Saved data entries:
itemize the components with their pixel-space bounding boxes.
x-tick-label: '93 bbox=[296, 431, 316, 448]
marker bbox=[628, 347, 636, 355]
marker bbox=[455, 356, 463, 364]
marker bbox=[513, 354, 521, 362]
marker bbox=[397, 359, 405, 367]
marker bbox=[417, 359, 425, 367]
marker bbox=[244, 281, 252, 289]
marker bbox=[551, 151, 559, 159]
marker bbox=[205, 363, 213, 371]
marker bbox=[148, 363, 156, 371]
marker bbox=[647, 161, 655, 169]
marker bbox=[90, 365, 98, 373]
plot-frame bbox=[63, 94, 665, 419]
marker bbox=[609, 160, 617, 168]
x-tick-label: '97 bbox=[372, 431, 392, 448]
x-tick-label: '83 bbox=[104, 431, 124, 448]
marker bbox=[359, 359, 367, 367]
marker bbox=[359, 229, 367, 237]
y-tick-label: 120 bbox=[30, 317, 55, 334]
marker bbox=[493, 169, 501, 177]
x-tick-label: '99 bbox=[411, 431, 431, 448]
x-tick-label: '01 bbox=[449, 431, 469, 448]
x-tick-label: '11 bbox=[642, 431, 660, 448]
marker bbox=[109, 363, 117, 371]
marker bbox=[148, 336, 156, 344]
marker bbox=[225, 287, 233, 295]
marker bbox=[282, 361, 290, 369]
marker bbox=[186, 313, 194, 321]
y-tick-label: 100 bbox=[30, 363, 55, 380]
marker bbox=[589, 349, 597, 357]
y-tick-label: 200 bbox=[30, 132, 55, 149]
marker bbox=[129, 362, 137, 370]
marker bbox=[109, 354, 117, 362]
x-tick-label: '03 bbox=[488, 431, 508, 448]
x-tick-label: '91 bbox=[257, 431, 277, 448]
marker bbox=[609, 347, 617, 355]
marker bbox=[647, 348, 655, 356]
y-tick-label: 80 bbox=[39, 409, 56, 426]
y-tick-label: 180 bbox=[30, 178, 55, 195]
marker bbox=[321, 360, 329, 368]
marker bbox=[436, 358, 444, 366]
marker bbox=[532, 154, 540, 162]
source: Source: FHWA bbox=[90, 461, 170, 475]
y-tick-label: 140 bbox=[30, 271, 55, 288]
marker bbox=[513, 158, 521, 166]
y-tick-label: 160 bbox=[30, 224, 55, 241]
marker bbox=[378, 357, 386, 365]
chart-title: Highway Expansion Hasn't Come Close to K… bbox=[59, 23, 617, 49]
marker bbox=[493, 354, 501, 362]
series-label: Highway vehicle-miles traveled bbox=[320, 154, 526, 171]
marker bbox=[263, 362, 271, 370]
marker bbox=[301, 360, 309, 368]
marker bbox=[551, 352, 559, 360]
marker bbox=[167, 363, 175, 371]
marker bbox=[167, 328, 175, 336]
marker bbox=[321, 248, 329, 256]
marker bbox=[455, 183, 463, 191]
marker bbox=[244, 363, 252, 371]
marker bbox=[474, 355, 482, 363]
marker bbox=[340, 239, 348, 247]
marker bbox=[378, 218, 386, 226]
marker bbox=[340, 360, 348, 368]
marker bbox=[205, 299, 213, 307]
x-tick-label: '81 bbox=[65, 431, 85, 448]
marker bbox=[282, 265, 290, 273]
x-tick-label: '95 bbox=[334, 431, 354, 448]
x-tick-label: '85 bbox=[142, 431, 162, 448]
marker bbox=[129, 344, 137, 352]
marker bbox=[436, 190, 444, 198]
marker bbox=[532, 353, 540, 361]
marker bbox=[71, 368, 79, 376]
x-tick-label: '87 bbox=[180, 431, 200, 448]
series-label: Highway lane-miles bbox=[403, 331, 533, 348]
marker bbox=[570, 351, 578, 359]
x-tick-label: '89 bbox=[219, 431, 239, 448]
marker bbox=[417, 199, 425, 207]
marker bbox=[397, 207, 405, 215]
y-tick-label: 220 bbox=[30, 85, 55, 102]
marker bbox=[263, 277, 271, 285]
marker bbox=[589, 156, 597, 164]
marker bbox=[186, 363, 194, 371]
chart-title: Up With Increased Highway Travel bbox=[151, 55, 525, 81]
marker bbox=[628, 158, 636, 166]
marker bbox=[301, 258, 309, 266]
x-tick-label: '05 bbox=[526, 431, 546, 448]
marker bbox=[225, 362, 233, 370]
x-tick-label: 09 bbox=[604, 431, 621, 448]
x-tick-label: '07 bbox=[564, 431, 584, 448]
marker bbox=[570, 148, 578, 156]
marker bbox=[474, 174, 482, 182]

### TASK DESCRIPTION
Format the records from their first line through the line containing "marker bbox=[109, 363, 117, 371]" as a JSON list of strings, one string per line, skipping any blank lines.

### TASK RESPONSE
[
  "itemize the components with their pixel-space bounding boxes.",
  "x-tick-label: '93 bbox=[296, 431, 316, 448]",
  "marker bbox=[628, 347, 636, 355]",
  "marker bbox=[455, 356, 463, 364]",
  "marker bbox=[513, 354, 521, 362]",
  "marker bbox=[397, 359, 405, 367]",
  "marker bbox=[417, 359, 425, 367]",
  "marker bbox=[244, 281, 252, 289]",
  "marker bbox=[551, 151, 559, 159]",
  "marker bbox=[205, 363, 213, 371]",
  "marker bbox=[148, 363, 156, 371]",
  "marker bbox=[647, 161, 655, 169]",
  "marker bbox=[90, 365, 98, 373]",
  "plot-frame bbox=[63, 94, 665, 419]",
  "marker bbox=[609, 160, 617, 168]",
  "x-tick-label: '97 bbox=[372, 431, 392, 448]",
  "x-tick-label: '83 bbox=[104, 431, 124, 448]",
  "marker bbox=[359, 359, 367, 367]",
  "marker bbox=[359, 229, 367, 237]",
  "y-tick-label: 120 bbox=[30, 317, 55, 334]",
  "marker bbox=[493, 169, 501, 177]",
  "x-tick-label: '99 bbox=[411, 431, 431, 448]",
  "x-tick-label: '01 bbox=[449, 431, 469, 448]",
  "x-tick-label: '11 bbox=[642, 431, 660, 448]",
  "marker bbox=[109, 363, 117, 371]"
]